BEGIN DOCUMENT SECTION

Saints threw away a two goal lead in a thrilling 3-3 draw at Stoke. Saints were 3-1 up at half time, but tired late on. The result puts Nigel Adkins' men back in the drop-zone.
Adkins sprung a few surprises in his initial team selection. Nathaniel Clyne dropped out with an injury, with Maya Yoshida moving to right-back. Jos Hooiveld came into the starting eleven to partner Jose Fonte at centre-back. Jay Rodriguez took Steven Davis' place in the hole, while Guly Do Prado was preferred to Gaston Ramirez on the left.
Stoke were predictably direct and physical from the word go. From the very beginning it was an open game, with both sides creating chances. Saints regularly found gaps on the break. Prior to this fixture the home side had conceded just four goals at the Britannia, but their defence was breached after only nine minutes. Guly curled in a perfectly flighted cross to the back post, for Rickie Lambert to power in. Stoke concentrated most of their attacks down the flanks, and that was where the first goal came from. Ryan Shotton beat Luke Shaw on the right-hand side before fizzing in a low cross. Former Saint Kenwyne Jones flicked the ball with the back of his heel into the net.
Saints sought to match Stoke in their play, using a more direct approach than usual. The visitors showed plenty of ambition going forward, which has often been lacking in previous games. The second goal arrived on 24 minutes. Hooiveld started the move off with a long ball to Lambert. The Southampton number seven then had his strike turned on to the bar by Robert Huth. Jay Rodriguez was there to tap in the rebound. Saints continued to steam forward in search of more goals. It was 3-1 on 36. Lambert nodded a long ball down to Rodriguez in the box, only for Stoke's Andy Wilkinson to turn the ball into his own net. Saints expended so much energy in the first half, and more than matched Stoke in terms of intensity. The home side struggled for creativity before the referee blew for half-time.
Stoke cranked up the pressure in the second-half, but for all the set-pieces, Kelvin Davis wasn't troubled too often. Saints still looked dangerous on the break, and had a number of chances to wrap the game up. It was all very tense. Rodriguez nearly created a great opening for himself, rounding Asmir Begovic, before having his shot blocked. Guly really should have made it 4-1 when he received the ball with the goal gaping. The Brazilian had to react quickly when Begovic parried Rodriguez's effort, before blasting the ball over the bar. That was a real let-off for Stoke, who capitalised to make it 2-3 moments later. Saints had chances to clear the ball away from danger before Matthew Upson eventually found the net. The former England defender steered the ball through Davis' body following a corner. Saints then missed another glorious chance to wrap the game up. Rodriguez broke down the right, but selfishly chose to go alone when Morgan Schneiderlin was open in the middle of the box. Stoke had Steven N'Zonzi sent off for a vicious lunge on Jack Cork. Saints should have seized control of the game from that point, but the one man advantage was barely noticeable. Stoke continued to press. Saints were being penned back, defending deep and inviting pressure. It seemed as if the visitors were running out of steam. Having said that, Saints were still defending well enough to limit Stoke. It was going to take something special to find a way through, and fortunately for Stoke, Cameron Jerome stepped up and produced a piece of absolute magic. The substitute hit a perfectly struck half-volley from 35 yards, which went in off the post. There was nothing Davis or anyone else could do about this one. Jerome will probably never score a goal like that again in his life. Stoke looked the more likely during the seven minutes of stoppage time, with Davis pulling off a decent stop from Peter Crouch.

END DOCUMENT SECTION
BEGIN DATA SHOWN

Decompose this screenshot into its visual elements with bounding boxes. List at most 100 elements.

END DATA SHOWN

* [SHORT TASK 1]:
In the match report, who put the ball into the net for each of the six goals? List them in the order the goals were scored.
* [SHORT TASK 2]:
Copy part of the match report word for word. Begin at the words "Saints threw away" and stop after "on the left.".
* [SHORT TASK 3]:
Continue the match report from where it ends.

* [TASK OUTPUT 1]:
Rickie Lambert, Kenwyne Jones, Jay Rodriguez, Andy Wilkinson (into his own net), Matthew Upson, Cameron Jerome

* [TASK OUTPUT 2]:
Saints threw away a two goal lead in a thrilling 3-3 draw at Stoke. Saints were 3-1 up at half time, but tired late on. The result puts Nigel Adkins' men back in the drop-zone.
Adkins sprung a few surprises in his initial team selection. Nathaniel Clyne dropped out with an injury, with Maya Yoshida moving to right-back. Jos Hooiveld came into the starting eleven to partner Jose Fonte at centre-back. Jay Rodriguez took Steven Davis' place in the hole, while Guly Do Prado was preferred to Gaston Ramirez on the left.

* [TASK OUTPUT 3]:
A game very low on quality, but high on excitement and drama. It was the type of match that epitomises everything it is to be a Saints fan. It's difficult to assess whether its two points dropped or one gained. On the one hand, most would have probably been happy with a point before-hand. There's no question Stoke probably deserved a share of the spoils on the balance of play too. On the other hand, it's never a good sign when you surrender a two goal lead, and we really should have had it wrapped up with the chances we created.
Adkins got his initial selection and tactics spot on. Replacing Guly with Gaston Ramirez was a brave call, but ultimately the right one. Guly's final ball was superb, but he also contributed a lot defensively. Would Ramirez have offered the same cover to Shaw? Highly unlikely. The four attacking players all brought something different to the table. We mentioned in the Fulham report how Saints were lacking something going forward, but that wasn't the case in this game. We had a number of different outlets to utilise. Guly could pick out his man; Puncheon was very direct in his running. Rodriguez could get in behind the defence with his movement, while Lambert was strong on the air and on the ground. Defensively we weren't perfect, but that was to be expected with a reshuffled back-four. Yoshida and Hooiveld did a reasonable job in their respective roles, but it goes without saying we would have probably been slightly better off had Clyne been fit. The young full-back was in attendance, and didn't seem to be suffering too much, so presumably his injury isn't too bad. If you were being ultra-critical, perhaps you could have questioned Adkins for not bringing on a third and final sub, with so many tired legs out there. Still, there's a very thin line between success and failure in this game. Had that last goal not gone in everyone would have been hailed a hero. Fans will complain about the team blowing the lead, but there was little anyone could have done about Jerome's hit, so it would be unfair to be too critical of the lads. Free-scoring Arsenal looks a very tough proposition up next. It's not completely inconceivable that we could get a result, but it will be tough. If the defence is organised and we created as many chances as we did against Stoke, then we'll have a chance.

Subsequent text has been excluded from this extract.